[Records from a collection of figures]
━━━━━━━━

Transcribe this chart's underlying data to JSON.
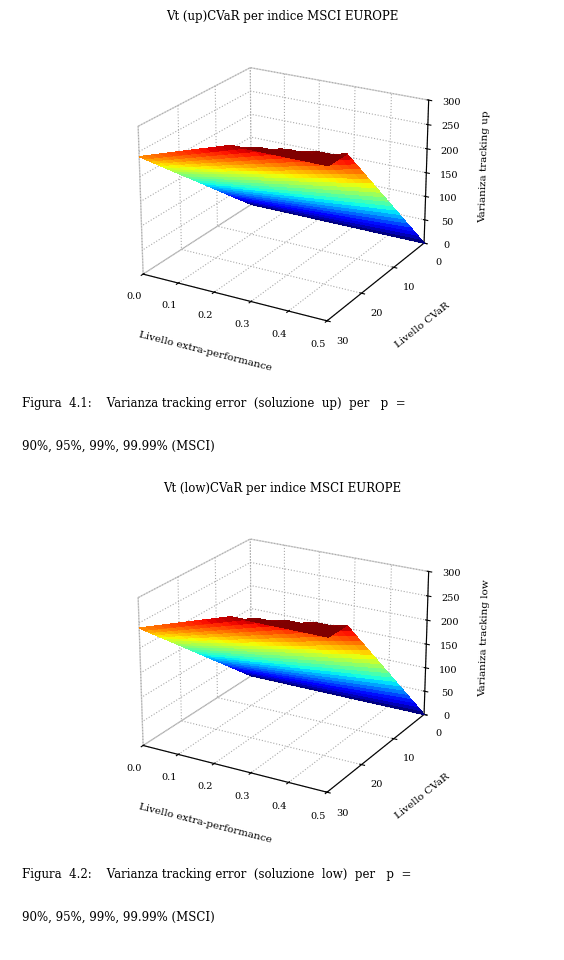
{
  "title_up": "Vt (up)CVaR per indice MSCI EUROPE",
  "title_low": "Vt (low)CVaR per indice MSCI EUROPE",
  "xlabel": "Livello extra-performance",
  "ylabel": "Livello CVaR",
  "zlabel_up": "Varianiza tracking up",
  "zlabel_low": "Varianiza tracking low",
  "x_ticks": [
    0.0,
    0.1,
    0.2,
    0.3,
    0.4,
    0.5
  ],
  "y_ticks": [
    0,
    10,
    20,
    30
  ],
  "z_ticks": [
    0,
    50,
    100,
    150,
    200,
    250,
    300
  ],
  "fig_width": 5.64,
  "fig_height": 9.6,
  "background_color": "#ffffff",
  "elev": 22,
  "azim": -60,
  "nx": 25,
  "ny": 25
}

━━━━━━━━

• **WHAT THE TASK REQUIRES**:
In this exercise, set down all of the data exactly, without the pictures.

• **SOLUTION BELOW**:
Transcribe this chart's underlying data to JSON.
{
  "title_up": "Vt (up)CVaR per indice MSCI EUROPE",
  "title_low": "Vt (low)CVaR per indice MSCI EUROPE",
  "xlabel": "Livello extra-performance",
  "ylabel": "Livello CVaR",
  "zlabel_up": "Varianiza tracking up",
  "zlabel_low": "Varianiza tracking low",
  "x_ticks": [
    0.0,
    0.1,
    0.2,
    0.3,
    0.4,
    0.5
  ],
  "y_ticks": [
    0,
    10,
    20,
    30
  ],
  "z_ticks": [
    0,
    50,
    100,
    150,
    200,
    250,
    300
  ],
  "fig_width": 5.64,
  "fig_height": 9.6,
  "background_color": "#ffffff",
  "elev": 22,
  "azim": -60,
  "nx": 25,
  "ny": 25
}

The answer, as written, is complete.